(Saved data entries)
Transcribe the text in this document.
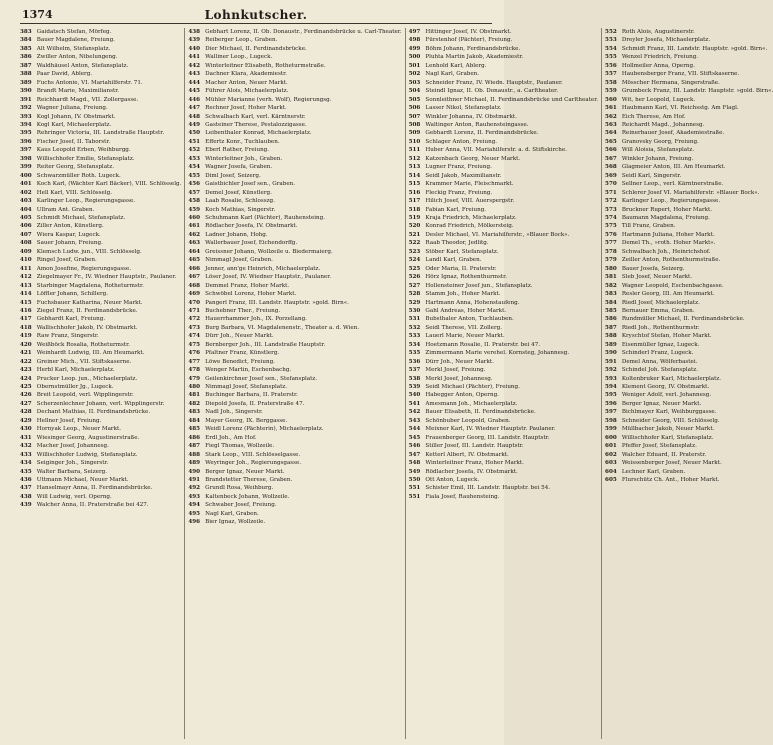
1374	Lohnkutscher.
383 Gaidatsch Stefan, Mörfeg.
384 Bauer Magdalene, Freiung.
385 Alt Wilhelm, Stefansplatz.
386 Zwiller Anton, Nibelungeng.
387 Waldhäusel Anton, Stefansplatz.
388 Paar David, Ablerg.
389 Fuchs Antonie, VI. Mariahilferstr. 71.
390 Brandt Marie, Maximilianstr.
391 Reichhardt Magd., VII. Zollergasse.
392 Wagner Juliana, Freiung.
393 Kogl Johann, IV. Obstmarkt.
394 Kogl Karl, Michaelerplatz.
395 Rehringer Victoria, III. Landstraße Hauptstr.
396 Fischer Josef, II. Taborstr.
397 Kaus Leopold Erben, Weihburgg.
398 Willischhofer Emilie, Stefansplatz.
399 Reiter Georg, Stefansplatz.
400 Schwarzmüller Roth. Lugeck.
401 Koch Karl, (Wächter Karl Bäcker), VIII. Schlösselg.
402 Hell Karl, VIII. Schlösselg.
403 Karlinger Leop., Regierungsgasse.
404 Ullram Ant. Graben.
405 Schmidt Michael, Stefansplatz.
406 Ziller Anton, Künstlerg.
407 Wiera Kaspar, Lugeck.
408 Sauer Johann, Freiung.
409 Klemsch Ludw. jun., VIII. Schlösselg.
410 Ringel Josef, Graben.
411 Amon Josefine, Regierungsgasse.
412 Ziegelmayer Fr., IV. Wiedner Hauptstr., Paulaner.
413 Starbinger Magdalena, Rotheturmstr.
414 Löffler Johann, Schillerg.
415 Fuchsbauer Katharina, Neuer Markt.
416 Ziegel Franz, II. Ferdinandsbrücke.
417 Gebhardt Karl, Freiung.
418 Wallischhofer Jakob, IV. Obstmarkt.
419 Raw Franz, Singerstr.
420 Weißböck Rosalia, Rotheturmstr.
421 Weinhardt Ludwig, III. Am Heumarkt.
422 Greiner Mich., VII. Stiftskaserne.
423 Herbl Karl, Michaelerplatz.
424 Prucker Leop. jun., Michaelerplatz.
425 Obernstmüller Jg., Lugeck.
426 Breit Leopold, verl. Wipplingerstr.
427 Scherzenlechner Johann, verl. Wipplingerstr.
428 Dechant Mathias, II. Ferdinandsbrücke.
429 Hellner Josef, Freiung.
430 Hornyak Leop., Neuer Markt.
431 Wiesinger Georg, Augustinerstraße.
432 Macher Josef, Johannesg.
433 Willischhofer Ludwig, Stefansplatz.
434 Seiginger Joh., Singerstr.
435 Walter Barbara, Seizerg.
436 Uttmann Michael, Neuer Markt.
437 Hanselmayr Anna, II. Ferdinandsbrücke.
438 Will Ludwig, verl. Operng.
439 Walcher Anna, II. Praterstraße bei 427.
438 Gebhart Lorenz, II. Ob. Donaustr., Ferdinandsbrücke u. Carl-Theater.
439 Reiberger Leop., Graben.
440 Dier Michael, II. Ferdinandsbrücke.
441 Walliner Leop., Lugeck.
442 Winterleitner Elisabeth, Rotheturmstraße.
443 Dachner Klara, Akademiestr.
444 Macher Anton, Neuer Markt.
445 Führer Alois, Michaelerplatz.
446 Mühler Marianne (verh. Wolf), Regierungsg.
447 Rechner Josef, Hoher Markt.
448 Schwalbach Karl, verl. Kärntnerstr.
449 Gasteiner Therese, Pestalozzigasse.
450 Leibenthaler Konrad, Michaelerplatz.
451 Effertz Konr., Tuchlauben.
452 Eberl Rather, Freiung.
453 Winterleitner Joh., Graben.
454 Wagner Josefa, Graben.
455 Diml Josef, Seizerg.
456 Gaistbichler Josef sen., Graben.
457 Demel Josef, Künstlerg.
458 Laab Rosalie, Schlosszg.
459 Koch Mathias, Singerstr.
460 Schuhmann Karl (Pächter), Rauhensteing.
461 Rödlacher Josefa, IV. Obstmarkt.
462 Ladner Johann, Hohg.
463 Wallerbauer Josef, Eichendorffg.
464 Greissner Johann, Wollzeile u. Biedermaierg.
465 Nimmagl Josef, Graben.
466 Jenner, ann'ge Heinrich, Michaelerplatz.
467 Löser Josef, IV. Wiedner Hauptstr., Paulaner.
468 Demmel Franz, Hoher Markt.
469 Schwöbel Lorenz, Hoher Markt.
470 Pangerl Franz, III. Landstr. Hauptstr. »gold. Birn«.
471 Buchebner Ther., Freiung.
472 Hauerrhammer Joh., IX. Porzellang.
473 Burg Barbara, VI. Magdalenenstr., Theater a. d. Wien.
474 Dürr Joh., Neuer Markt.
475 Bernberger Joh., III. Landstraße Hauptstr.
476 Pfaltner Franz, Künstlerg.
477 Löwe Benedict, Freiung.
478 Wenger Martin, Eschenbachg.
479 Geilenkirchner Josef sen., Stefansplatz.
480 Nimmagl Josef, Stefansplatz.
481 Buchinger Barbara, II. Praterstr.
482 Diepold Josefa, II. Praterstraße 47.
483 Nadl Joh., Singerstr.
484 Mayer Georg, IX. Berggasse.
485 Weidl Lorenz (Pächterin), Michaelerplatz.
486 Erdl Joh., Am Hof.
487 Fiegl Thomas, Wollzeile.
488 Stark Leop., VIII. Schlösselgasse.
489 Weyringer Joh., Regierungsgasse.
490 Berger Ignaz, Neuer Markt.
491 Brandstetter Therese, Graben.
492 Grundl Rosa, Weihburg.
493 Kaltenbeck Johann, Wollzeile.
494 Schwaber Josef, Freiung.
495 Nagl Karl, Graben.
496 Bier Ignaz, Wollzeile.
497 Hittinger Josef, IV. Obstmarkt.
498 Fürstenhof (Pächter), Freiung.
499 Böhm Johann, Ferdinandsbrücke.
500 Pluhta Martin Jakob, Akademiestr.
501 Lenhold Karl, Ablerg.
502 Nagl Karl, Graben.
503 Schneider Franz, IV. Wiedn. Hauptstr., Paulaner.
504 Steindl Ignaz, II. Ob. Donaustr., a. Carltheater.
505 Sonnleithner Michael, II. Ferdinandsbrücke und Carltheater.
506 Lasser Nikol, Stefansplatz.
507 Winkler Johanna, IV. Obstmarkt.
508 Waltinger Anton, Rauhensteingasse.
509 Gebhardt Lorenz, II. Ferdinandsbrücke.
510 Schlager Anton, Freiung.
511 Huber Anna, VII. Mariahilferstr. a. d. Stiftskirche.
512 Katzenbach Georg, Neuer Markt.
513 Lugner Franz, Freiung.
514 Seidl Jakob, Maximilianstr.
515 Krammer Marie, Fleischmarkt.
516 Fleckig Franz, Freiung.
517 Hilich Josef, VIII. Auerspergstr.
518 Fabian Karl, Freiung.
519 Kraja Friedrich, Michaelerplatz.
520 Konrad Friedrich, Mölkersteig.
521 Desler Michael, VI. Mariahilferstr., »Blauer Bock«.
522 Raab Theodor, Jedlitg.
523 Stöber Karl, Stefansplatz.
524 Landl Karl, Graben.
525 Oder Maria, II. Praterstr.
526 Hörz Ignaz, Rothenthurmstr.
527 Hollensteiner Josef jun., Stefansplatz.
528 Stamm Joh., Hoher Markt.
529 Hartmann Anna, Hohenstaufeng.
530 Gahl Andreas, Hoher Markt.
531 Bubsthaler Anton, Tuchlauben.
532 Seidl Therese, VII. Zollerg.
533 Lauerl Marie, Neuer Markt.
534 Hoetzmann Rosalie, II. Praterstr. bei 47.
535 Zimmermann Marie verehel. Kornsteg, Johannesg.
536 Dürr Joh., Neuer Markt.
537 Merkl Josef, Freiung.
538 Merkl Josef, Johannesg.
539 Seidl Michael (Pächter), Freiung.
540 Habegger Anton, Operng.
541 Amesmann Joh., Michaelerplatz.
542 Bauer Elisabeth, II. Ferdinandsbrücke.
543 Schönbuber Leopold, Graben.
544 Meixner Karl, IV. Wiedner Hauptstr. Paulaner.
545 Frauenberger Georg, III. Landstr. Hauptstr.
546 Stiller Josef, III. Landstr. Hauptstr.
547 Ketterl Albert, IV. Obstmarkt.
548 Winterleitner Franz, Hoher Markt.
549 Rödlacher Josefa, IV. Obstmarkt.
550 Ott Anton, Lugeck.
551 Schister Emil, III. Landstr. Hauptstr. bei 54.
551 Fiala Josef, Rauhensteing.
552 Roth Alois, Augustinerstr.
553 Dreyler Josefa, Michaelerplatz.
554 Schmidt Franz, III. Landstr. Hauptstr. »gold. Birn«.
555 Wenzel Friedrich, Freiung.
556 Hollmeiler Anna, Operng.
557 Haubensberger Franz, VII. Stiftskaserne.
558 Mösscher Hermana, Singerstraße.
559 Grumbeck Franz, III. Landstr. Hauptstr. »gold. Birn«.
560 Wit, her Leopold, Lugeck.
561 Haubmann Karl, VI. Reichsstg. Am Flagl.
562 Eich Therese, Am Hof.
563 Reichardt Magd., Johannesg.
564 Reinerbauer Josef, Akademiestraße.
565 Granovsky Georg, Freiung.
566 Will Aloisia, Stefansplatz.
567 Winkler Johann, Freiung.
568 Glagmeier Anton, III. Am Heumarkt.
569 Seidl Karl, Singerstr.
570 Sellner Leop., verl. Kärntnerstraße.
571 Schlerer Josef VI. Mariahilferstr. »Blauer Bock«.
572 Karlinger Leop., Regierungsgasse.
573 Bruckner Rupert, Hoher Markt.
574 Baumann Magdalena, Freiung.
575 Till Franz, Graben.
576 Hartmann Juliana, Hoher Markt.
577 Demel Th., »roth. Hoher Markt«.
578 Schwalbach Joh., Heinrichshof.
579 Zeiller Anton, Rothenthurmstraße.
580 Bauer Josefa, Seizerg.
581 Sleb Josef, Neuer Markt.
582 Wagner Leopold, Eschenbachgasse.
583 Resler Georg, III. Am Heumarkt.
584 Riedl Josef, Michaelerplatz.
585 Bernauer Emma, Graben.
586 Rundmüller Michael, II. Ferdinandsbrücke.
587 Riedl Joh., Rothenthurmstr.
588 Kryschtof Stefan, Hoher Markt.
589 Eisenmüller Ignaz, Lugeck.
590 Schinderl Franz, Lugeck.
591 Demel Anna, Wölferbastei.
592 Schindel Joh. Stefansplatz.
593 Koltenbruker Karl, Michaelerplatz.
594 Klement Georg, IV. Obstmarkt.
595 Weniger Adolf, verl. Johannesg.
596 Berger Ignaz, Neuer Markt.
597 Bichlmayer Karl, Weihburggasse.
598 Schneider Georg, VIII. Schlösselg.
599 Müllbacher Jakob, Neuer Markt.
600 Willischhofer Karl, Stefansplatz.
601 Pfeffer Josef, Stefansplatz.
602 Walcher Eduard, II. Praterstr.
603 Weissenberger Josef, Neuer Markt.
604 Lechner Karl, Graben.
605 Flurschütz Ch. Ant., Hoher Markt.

▸ Written request
Which lines contain "Heumarkt"? Show each of them.

▸ Correct response
421 Weinhardt Ludwig, III. Am Heumarkt.
568 Glagmeier Anton, III. Am Heumarkt.
583 Resler Georg, III. Am Heumarkt.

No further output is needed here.